Collected data:
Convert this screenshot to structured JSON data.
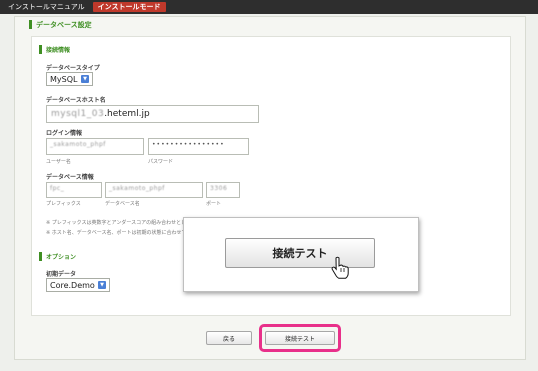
{
  "topbar": {
    "manual": "インストールマニュアル",
    "mode": "インストールモード"
  },
  "page": {
    "title": "データベース設定"
  },
  "connection": {
    "heading": "接続情報",
    "db_type_label": "データベースタイプ",
    "db_type_value": "MySQL",
    "host_label": "データベースホスト名",
    "host_value_blur": "mysql1_03",
    "host_value": ".heteml.jp",
    "login_label": "ログイン情報",
    "user_value": "_sakamoto_phpf",
    "password_value": "••••••••••••••••",
    "user_caption": "ユーザー名",
    "password_caption": "パスワード",
    "dbinfo_label": "データベース情報",
    "prefix_value": "fpc_",
    "dbname_value": "_sakamoto_phpf",
    "port_value": "3306",
    "prefix_caption": "プレフィックス",
    "dbname_caption": "データベース名",
    "port_caption": "ポート",
    "note1": "※ プレフィックスは英数字とアンダースコアの組み合わせとし末尾",
    "note2": "※ ホスト名、データベース名、ポートは初期の状態に合わせて値を"
  },
  "options": {
    "heading": "オプション",
    "initial_label": "初期データ",
    "initial_value": "Core.Demo"
  },
  "buttons": {
    "back": "戻る",
    "test": "接続テスト"
  },
  "callout": {
    "button": "接続テスト"
  }
}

# Set problem
Transcribe every record above exactly as written, leaving out any pictures.

# Response to this exercise
Convert this screenshot to structured JSON data.
{
  "topbar": {
    "manual": "インストールマニュアル",
    "mode": "インストールモード"
  },
  "page": {
    "title": "データベース設定"
  },
  "connection": {
    "heading": "接続情報",
    "db_type_label": "データベースタイプ",
    "db_type_value": "MySQL",
    "host_label": "データベースホスト名",
    "host_value_blur": "mysql1_03",
    "host_value": ".heteml.jp",
    "login_label": "ログイン情報",
    "user_value": "_sakamoto_phpf",
    "password_value": "••••••••••••••••",
    "user_caption": "ユーザー名",
    "password_caption": "パスワード",
    "dbinfo_label": "データベース情報",
    "prefix_value": "fpc_",
    "dbname_value": "_sakamoto_phpf",
    "port_value": "3306",
    "prefix_caption": "プレフィックス",
    "dbname_caption": "データベース名",
    "port_caption": "ポート",
    "note1": "※ プレフィックスは英数字とアンダースコアの組み合わせとし末尾",
    "note2": "※ ホスト名、データベース名、ポートは初期の状態に合わせて値を"
  },
  "options": {
    "heading": "オプション",
    "initial_label": "初期データ",
    "initial_value": "Core.Demo"
  },
  "buttons": {
    "back": "戻る",
    "test": "接続テスト"
  },
  "callout": {
    "button": "接続テスト"
  }
}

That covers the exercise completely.